··· Records for the exercise
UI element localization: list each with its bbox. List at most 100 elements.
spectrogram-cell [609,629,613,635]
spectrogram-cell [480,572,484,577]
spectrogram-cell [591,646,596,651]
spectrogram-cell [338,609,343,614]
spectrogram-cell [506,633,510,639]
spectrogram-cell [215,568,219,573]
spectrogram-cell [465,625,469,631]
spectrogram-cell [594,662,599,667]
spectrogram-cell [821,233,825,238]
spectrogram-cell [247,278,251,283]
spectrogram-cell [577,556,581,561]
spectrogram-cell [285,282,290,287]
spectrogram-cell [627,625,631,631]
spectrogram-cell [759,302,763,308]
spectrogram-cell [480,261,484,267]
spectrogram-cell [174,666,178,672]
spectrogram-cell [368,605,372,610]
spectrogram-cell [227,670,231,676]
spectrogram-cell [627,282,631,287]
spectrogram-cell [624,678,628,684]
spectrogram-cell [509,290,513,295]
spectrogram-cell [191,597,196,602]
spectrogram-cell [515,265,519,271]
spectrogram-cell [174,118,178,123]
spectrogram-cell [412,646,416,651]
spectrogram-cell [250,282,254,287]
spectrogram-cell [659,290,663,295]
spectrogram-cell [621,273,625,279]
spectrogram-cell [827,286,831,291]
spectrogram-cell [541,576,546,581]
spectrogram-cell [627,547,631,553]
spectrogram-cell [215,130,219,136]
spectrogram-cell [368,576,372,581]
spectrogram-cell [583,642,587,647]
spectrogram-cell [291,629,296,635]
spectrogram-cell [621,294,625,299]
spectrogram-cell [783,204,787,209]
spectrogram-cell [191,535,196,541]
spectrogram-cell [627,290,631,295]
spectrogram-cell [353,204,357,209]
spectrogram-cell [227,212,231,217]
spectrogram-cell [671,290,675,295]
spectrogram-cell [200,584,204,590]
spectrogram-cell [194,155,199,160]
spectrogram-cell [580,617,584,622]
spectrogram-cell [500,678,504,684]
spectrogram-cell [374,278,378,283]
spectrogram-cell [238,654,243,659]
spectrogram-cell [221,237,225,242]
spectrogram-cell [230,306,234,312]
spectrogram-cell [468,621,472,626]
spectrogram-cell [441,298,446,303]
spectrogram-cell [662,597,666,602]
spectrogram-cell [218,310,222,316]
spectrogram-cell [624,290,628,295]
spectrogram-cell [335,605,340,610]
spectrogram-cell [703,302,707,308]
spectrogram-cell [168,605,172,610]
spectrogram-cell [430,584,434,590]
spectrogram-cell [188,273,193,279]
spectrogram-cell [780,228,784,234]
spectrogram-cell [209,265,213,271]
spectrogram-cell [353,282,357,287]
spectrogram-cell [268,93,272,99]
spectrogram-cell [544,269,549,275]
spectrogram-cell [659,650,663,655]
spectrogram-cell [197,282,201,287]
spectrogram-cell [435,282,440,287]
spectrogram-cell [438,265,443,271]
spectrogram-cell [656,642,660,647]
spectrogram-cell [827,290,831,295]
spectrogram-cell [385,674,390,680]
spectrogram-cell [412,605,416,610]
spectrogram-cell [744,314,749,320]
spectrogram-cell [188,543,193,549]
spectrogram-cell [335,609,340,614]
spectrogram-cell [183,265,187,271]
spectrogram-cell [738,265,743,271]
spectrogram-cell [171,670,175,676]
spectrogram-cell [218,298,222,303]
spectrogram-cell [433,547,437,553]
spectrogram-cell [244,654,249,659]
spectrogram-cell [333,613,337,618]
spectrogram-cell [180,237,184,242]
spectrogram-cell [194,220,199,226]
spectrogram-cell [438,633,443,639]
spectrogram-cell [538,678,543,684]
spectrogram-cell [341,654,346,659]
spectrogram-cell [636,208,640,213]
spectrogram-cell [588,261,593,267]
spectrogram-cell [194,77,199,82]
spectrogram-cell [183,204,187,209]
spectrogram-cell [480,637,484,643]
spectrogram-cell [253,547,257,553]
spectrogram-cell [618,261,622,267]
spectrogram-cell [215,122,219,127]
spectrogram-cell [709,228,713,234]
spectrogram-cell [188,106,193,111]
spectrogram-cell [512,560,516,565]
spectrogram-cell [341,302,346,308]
······
* **What the exercise asks**: Rewrite the material with "bbox" replaced by "bounding box" and everything else left unchanged.

* **Solution for this task**:
UI element localization: list each with its bounding box. List at most 100 elements.
spectrogram-cell [609,629,613,635]
spectrogram-cell [480,572,484,577]
spectrogram-cell [591,646,596,651]
spectrogram-cell [338,609,343,614]
spectrogram-cell [506,633,510,639]
spectrogram-cell [215,568,219,573]
spectrogram-cell [465,625,469,631]
spectrogram-cell [594,662,599,667]
spectrogram-cell [821,233,825,238]
spectrogram-cell [247,278,251,283]
spectrogram-cell [577,556,581,561]
spectrogram-cell [285,282,290,287]
spectrogram-cell [627,625,631,631]
spectrogram-cell [759,302,763,308]
spectrogram-cell [480,261,484,267]
spectrogram-cell [174,666,178,672]
spectrogram-cell [368,605,372,610]
spectrogram-cell [227,670,231,676]
spectrogram-cell [627,282,631,287]
spectrogram-cell [624,678,628,684]
spectrogram-cell [509,290,513,295]
spectrogram-cell [191,597,196,602]
spectrogram-cell [515,265,519,271]
spectrogram-cell [174,118,178,123]
spectrogram-cell [412,646,416,651]
spectrogram-cell [250,282,254,287]
spectrogram-cell [659,290,663,295]
spectrogram-cell [621,273,625,279]
spectrogram-cell [827,286,831,291]
spectrogram-cell [541,576,546,581]
spectrogram-cell [627,547,631,553]
spectrogram-cell [215,130,219,136]
spectrogram-cell [368,576,372,581]
spectrogram-cell [583,642,587,647]
spectrogram-cell [291,629,296,635]
spectrogram-cell [621,294,625,299]
spectrogram-cell [783,204,787,209]
spectrogram-cell [191,535,196,541]
spectrogram-cell [627,290,631,295]
spectrogram-cell [353,204,357,209]
spectrogram-cell [227,212,231,217]
spectrogram-cell [671,290,675,295]
spectrogram-cell [200,584,204,590]
spectrogram-cell [194,155,199,160]
spectrogram-cell [580,617,584,622]
spectrogram-cell [500,678,504,684]
spectrogram-cell [374,278,378,283]
spectrogram-cell [238,654,243,659]
spectrogram-cell [221,237,225,242]
spectrogram-cell [230,306,234,312]
spectrogram-cell [468,621,472,626]
spectrogram-cell [441,298,446,303]
spectrogram-cell [662,597,666,602]
spectrogram-cell [218,310,222,316]
spectrogram-cell [624,290,628,295]
spectrogram-cell [335,605,340,610]
spectrogram-cell [703,302,707,308]
spectrogram-cell [168,605,172,610]
spectrogram-cell [430,584,434,590]
spectrogram-cell [188,273,193,279]
spectrogram-cell [780,228,784,234]
spectrogram-cell [209,265,213,271]
spectrogram-cell [353,282,357,287]
spectrogram-cell [268,93,272,99]
spectrogram-cell [544,269,549,275]
spectrogram-cell [659,650,663,655]
spectrogram-cell [197,282,201,287]
spectrogram-cell [435,282,440,287]
spectrogram-cell [438,265,443,271]
spectrogram-cell [656,642,660,647]
spectrogram-cell [827,290,831,295]
spectrogram-cell [385,674,390,680]
spectrogram-cell [412,605,416,610]
spectrogram-cell [744,314,749,320]
spectrogram-cell [188,543,193,549]
spectrogram-cell [335,609,340,614]
spectrogram-cell [183,265,187,271]
spectrogram-cell [738,265,743,271]
spectrogram-cell [171,670,175,676]
spectrogram-cell [218,298,222,303]
spectrogram-cell [433,547,437,553]
spectrogram-cell [244,654,249,659]
spectrogram-cell [333,613,337,618]
spectrogram-cell [180,237,184,242]
spectrogram-cell [194,220,199,226]
spectrogram-cell [438,633,443,639]
spectrogram-cell [538,678,543,684]
spectrogram-cell [341,654,346,659]
spectrogram-cell [636,208,640,213]
spectrogram-cell [588,261,593,267]
spectrogram-cell [194,77,199,82]
spectrogram-cell [183,204,187,209]
spectrogram-cell [480,637,484,643]
spectrogram-cell [253,547,257,553]
spectrogram-cell [618,261,622,267]
spectrogram-cell [215,122,219,127]
spectrogram-cell [709,228,713,234]
spectrogram-cell [188,106,193,111]
spectrogram-cell [512,560,516,565]
spectrogram-cell [341,302,346,308]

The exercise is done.